- [EXERCISE INSTRUCTIONS]: Select every line holding the word "image" and copy it.

** Start of RECORDS FOR THE EXERCISE **

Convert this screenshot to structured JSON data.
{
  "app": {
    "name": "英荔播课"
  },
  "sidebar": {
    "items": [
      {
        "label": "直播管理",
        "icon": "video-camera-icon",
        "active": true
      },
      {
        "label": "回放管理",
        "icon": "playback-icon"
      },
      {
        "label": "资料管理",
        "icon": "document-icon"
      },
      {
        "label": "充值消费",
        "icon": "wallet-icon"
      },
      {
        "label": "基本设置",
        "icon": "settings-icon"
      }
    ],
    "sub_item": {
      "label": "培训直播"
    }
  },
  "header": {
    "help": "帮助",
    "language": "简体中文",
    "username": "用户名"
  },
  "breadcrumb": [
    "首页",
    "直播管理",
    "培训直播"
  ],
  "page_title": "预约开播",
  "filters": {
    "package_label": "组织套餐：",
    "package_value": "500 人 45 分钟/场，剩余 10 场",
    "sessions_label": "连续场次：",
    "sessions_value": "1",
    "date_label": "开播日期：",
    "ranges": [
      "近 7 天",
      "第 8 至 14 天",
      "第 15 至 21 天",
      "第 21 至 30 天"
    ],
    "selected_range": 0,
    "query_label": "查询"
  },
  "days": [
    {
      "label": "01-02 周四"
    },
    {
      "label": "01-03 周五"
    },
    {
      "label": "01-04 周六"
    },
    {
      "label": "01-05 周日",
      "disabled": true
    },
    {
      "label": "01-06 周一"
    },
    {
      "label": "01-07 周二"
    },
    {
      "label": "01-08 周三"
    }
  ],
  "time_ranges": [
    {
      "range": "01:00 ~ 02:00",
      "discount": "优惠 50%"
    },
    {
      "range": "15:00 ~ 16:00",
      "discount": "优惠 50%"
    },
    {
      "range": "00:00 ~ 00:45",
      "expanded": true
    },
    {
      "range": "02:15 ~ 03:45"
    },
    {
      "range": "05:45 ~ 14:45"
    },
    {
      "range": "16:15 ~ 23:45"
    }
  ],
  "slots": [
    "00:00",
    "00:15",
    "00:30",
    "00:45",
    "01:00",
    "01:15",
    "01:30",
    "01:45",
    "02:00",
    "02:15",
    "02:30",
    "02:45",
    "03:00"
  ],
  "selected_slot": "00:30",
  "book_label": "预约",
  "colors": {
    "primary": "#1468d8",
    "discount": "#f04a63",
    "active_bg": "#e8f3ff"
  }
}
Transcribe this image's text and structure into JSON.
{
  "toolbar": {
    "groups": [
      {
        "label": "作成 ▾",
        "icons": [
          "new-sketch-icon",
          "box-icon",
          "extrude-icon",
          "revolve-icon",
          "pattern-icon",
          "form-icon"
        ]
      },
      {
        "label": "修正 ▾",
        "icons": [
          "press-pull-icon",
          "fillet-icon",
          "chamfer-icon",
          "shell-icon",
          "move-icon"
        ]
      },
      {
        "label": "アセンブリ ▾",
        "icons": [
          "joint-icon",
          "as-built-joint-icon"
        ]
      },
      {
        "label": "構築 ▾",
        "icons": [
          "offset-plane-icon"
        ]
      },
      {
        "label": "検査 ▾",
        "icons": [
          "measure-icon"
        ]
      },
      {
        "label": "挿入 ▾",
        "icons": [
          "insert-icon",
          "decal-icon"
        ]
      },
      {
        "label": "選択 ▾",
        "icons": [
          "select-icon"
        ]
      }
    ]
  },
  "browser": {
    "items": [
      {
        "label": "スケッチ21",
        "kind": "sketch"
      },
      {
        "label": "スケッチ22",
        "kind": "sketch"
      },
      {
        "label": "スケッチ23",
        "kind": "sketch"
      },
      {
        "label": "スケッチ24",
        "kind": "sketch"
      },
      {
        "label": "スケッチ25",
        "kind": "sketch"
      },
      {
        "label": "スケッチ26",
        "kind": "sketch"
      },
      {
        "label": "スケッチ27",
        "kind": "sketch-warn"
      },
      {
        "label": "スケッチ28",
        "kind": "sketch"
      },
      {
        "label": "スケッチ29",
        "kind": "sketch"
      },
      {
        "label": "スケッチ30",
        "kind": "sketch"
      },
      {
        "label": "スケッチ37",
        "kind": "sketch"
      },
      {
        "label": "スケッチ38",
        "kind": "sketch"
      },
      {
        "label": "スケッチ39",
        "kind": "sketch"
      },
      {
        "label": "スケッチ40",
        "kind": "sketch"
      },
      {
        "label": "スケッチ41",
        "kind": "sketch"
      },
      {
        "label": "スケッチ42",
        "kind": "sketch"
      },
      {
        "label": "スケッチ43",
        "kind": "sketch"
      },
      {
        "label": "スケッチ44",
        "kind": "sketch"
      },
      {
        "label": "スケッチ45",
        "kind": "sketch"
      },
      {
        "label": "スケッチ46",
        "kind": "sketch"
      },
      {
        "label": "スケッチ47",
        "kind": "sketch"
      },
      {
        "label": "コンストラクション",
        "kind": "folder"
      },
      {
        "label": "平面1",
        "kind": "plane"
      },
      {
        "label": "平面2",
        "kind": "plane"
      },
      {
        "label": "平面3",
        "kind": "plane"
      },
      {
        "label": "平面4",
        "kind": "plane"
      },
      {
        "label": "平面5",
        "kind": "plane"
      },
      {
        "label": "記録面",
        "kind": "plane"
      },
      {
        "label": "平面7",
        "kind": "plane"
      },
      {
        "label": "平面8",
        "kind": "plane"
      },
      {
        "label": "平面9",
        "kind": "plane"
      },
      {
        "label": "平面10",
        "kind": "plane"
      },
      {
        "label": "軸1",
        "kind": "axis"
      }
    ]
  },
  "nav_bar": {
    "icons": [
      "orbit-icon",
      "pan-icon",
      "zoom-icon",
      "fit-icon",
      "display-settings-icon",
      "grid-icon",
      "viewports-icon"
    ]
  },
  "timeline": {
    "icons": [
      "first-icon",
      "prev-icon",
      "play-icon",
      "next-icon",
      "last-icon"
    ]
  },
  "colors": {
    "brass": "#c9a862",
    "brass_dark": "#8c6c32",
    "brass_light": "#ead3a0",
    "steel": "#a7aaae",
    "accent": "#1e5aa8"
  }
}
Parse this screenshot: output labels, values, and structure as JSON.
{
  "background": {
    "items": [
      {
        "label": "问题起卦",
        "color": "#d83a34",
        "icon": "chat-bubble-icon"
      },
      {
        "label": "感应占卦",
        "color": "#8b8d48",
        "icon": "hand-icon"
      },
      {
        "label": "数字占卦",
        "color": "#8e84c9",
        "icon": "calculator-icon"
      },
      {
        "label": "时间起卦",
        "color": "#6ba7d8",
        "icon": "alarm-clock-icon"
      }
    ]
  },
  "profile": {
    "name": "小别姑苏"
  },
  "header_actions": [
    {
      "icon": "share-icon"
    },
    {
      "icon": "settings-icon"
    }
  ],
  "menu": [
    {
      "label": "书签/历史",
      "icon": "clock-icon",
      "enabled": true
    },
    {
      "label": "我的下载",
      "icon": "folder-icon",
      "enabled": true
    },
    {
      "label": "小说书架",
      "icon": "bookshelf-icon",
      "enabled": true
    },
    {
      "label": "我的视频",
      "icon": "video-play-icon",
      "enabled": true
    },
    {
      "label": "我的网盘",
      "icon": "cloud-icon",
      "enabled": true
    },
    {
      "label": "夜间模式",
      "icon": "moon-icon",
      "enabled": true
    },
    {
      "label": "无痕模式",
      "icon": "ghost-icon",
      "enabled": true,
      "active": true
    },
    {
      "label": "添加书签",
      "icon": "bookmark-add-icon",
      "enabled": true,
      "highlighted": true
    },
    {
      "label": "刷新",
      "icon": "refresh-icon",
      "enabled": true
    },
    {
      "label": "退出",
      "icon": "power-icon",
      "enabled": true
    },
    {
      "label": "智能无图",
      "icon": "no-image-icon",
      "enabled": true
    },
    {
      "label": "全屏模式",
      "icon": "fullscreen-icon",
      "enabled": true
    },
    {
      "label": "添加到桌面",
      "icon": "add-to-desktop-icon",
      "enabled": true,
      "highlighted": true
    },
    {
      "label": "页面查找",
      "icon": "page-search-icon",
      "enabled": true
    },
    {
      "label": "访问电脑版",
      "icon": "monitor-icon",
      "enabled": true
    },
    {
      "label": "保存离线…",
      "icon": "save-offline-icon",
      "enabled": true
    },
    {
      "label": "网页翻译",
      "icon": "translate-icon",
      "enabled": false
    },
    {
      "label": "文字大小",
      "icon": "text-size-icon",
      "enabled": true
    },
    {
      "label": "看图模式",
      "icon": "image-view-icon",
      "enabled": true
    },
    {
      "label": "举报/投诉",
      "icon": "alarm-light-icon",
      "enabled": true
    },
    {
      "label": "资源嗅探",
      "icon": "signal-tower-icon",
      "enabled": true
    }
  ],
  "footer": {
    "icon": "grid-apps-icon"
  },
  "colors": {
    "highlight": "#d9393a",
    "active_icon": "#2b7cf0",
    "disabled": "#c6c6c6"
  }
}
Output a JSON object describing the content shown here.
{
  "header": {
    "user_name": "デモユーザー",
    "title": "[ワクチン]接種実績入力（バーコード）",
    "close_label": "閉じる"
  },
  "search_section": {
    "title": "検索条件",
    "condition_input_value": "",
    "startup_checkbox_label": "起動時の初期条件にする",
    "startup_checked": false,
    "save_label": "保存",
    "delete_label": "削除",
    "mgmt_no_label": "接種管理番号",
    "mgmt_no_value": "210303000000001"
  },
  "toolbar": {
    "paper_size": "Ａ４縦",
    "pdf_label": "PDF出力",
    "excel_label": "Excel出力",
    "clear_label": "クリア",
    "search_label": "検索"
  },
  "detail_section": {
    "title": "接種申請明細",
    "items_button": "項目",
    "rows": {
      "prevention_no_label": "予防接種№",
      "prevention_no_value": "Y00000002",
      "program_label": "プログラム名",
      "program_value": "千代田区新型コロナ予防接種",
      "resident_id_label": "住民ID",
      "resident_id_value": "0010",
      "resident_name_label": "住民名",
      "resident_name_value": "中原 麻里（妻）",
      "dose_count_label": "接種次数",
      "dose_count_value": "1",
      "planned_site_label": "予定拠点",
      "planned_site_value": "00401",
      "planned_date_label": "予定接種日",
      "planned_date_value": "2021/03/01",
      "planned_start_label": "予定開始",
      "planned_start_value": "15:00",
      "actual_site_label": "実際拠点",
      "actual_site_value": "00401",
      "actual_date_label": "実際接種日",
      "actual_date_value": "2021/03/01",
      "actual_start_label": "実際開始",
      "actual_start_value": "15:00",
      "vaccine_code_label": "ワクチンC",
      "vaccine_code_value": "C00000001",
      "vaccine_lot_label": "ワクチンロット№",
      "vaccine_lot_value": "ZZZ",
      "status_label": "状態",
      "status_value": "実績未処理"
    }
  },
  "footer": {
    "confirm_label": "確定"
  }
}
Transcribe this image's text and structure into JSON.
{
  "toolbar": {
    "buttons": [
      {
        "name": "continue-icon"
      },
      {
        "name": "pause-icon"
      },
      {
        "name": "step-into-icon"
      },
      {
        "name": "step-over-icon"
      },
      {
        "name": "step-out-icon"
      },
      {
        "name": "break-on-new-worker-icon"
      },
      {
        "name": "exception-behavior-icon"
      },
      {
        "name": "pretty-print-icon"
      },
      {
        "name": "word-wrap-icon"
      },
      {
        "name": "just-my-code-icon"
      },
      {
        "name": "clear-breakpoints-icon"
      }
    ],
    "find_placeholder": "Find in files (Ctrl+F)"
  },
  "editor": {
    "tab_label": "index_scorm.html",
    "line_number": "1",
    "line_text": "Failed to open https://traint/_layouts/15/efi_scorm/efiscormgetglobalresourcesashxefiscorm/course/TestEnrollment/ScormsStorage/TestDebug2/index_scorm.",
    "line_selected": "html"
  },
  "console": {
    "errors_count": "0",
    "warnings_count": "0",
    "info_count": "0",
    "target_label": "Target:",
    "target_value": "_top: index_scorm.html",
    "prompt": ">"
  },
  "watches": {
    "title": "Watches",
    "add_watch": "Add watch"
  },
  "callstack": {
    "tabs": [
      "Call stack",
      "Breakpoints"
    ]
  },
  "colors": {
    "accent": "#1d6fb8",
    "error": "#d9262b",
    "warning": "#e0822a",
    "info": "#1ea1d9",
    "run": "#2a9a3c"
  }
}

** End of RECORDS FOR THE EXERCISE **

- [RESULT FOR THIS EXERCISE]:
Transcribe this image's text and structure into JSON.
      "icon": "no-image-icon",
      "icon": "image-view-icon",
Transcribe this image's text and structure into JSON.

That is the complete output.